In this exercise, return the whole listing exactly, excluding any images.

--- begin MATERIAL ---

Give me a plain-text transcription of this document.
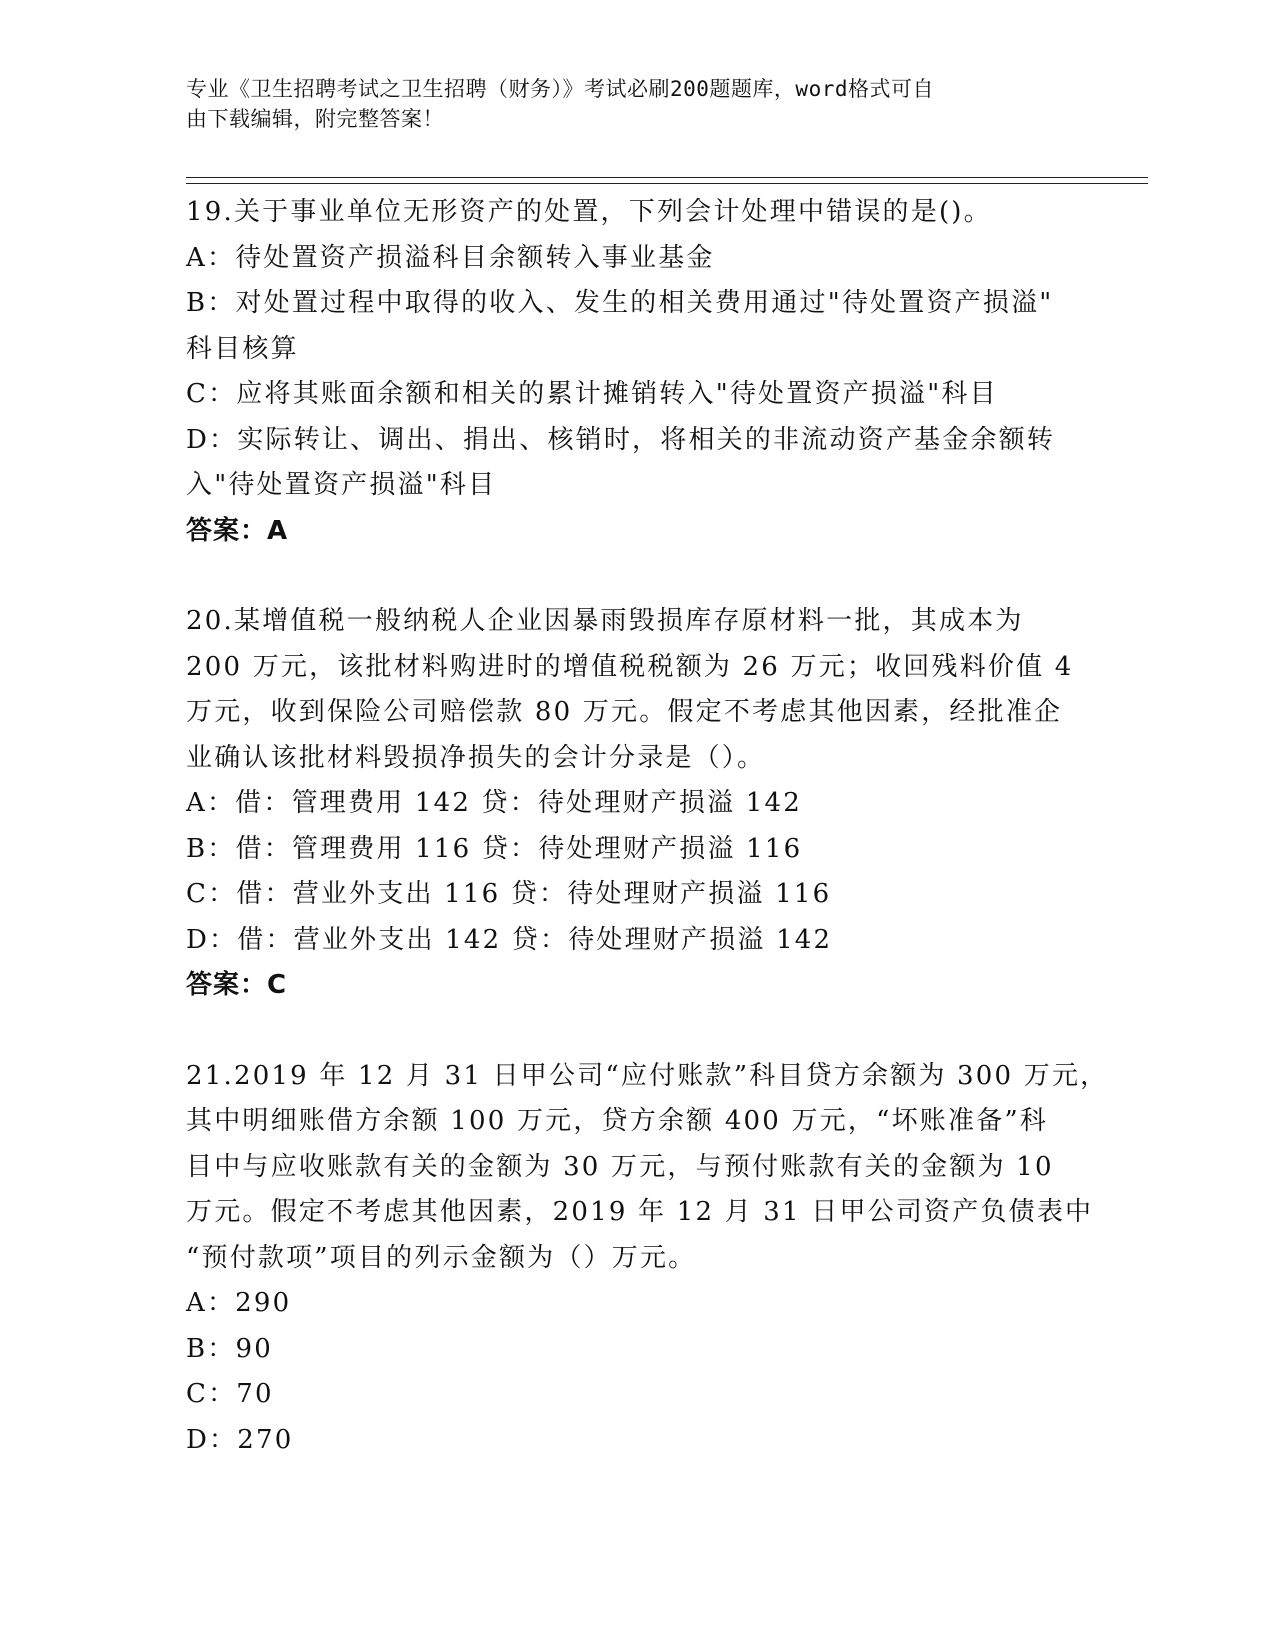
专业《卫生招聘考试之卫生招聘（财务）》考试必刷200题题库，word格式可自
由下载编辑，附完整答案！
19.关于事业单位无形资产的处置，下列会计处理中错误的是()。
A：待处置资产损溢科目余额转入事业基金
B：对处置过程中取得的收入、发生的相关费用通过"待处置资产损溢"
科目核算
C：应将其账面余额和相关的累计摊销转入"待处置资产损溢"科目
D：实际转让、调出、捐出、核销时，将相关的非流动资产基金余额转
入"待处置资产损溢"科目
答案：A
20.某增值税一般纳税人企业因暴雨毁损库存原材料一批，其成本为
200 万元，该批材料购进时的增值税税额为 26 万元；收回残料价值 4
万元，收到保险公司赔偿款 80 万元。假定不考虑其他因素，经批准企
业确认该批材料毁损净损失的会计分录是（）。
A：借：管理费用 142 贷：待处理财产损溢 142
B：借：管理费用 116 贷：待处理财产损溢 116
C：借：营业外支出 116 贷：待处理财产损溢 116
D：借：营业外支出 142 贷：待处理财产损溢 142
答案：C
21.2019 年 12 月 31 日甲公司“应付账款”科目贷方余额为 300 万元，
其中明细账借方余额 100 万元，贷方余额 400 万元，“坏账准备”科
目中与应收账款有关的金额为 30 万元，与预付账款有关的金额为 10
万元。假定不考虑其他因素，2019 年 12 月 31 日甲公司资产负债表中
“预付款项”项目的列示金额为（）万元。
A：290
B：90
C：70
D：270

--- end MATERIAL ---

REPLY:
Give me a plain-text transcription of this document.
专业《卫生招聘考试之卫生招聘（财务）》考试必刷200题题库，word格式可自
由下载编辑，附完整答案！
19.关于事业单位无形资产的处置，下列会计处理中错误的是()。
A：待处置资产损溢科目余额转入事业基金
B：对处置过程中取得的收入、发生的相关费用通过"待处置资产损溢"
科目核算
C：应将其账面余额和相关的累计摊销转入"待处置资产损溢"科目
D：实际转让、调出、捐出、核销时，将相关的非流动资产基金余额转
入"待处置资产损溢"科目
答案：A
20.某增值税一般纳税人企业因暴雨毁损库存原材料一批，其成本为
200 万元，该批材料购进时的增值税税额为 26 万元；收回残料价值 4
万元，收到保险公司赔偿款 80 万元。假定不考虑其他因素，经批准企
业确认该批材料毁损净损失的会计分录是（）。
A：借：管理费用 142 贷：待处理财产损溢 142
B：借：管理费用 116 贷：待处理财产损溢 116
C：借：营业外支出 116 贷：待处理财产损溢 116
D：借：营业外支出 142 贷：待处理财产损溢 142
答案：C
21.2019 年 12 月 31 日甲公司“应付账款”科目贷方余额为 300 万元，
其中明细账借方余额 100 万元，贷方余额 400 万元，“坏账准备”科
目中与应收账款有关的金额为 30 万元，与预付账款有关的金额为 10
万元。假定不考虑其他因素，2019 年 12 月 31 日甲公司资产负债表中
“预付款项”项目的列示金额为（）万元。
A：290
B：90
C：70
D：270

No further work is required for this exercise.